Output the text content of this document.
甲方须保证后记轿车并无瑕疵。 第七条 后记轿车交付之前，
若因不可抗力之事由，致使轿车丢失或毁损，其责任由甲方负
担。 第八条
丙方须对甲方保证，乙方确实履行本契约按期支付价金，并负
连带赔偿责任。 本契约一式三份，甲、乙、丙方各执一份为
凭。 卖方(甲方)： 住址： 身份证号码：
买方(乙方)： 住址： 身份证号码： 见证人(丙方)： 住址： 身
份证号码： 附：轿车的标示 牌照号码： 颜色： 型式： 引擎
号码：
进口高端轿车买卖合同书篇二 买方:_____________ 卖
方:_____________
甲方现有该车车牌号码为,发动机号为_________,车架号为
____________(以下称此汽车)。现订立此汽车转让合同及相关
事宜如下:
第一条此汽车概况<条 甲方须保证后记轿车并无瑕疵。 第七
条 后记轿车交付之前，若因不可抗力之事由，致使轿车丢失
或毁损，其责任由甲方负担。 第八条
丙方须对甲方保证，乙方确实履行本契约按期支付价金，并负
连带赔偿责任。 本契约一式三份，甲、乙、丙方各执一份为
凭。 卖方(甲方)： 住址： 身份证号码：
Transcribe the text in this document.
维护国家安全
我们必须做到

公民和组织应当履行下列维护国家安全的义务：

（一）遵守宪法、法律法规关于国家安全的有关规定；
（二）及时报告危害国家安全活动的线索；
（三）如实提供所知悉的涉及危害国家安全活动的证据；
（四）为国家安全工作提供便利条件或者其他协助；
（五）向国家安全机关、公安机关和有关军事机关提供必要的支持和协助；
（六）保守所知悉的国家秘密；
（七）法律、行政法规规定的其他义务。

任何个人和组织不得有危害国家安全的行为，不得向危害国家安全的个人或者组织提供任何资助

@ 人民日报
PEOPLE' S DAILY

---+---

▶ _Your objective_
Return all of the entries exactly as they were supplied.

▶ _Final result_
Output the text content of this document.
甲方须保证后记轿车并无瑕疵。 第七条 后记轿车交付之前，
若因不可抗力之事由，致使轿车丢失或毁损，其责任由甲方负
担。 第八条
丙方须对甲方保证，乙方确实履行本契约按期支付价金，并负
连带赔偿责任。 本契约一式三份，甲、乙、丙方各执一份为
凭。 卖方(甲方)： 住址： 身份证号码：
买方(乙方)： 住址： 身份证号码： 见证人(丙方)： 住址： 身
份证号码： 附：轿车的标示 牌照号码： 颜色： 型式： 引擎
号码：
进口高端轿车买卖合同书篇二 买方:_____________ 卖
方:_____________
甲方现有该车车牌号码为,发动机号为_________,车架号为
____________(以下称此汽车)。现订立此汽车转让合同及相关
事宜如下:
第一条此汽车概况<条 甲方须保证后记轿车并无瑕疵。 第七
条 后记轿车交付之前，若因不可抗力之事由，致使轿车丢失
或毁损，其责任由甲方负担。 第八条
丙方须对甲方保证，乙方确实履行本契约按期支付价金，并负
连带赔偿责任。 本契约一式三份，甲、乙、丙方各执一份为
凭。 卖方(甲方)： 住址： 身份证号码：
Transcribe the text in this document.
维护国家安全
我们必须做到

公民和组织应当履行下列维护国家安全的义务：

（一）遵守宪法、法律法规关于国家安全的有关规定；
（二）及时报告危害国家安全活动的线索；
（三）如实提供所知悉的涉及危害国家安全活动的证据；
（四）为国家安全工作提供便利条件或者其他协助；
（五）向国家安全机关、公安机关和有关军事机关提供必要的支持和协助；
（六）保守所知悉的国家秘密；
（七）法律、行政法规规定的其他义务。

任何个人和组织不得有危害国家安全的行为，不得向危害国家安全的个人或者组织提供任何资助

@ 人民日报
PEOPLE' S DAILY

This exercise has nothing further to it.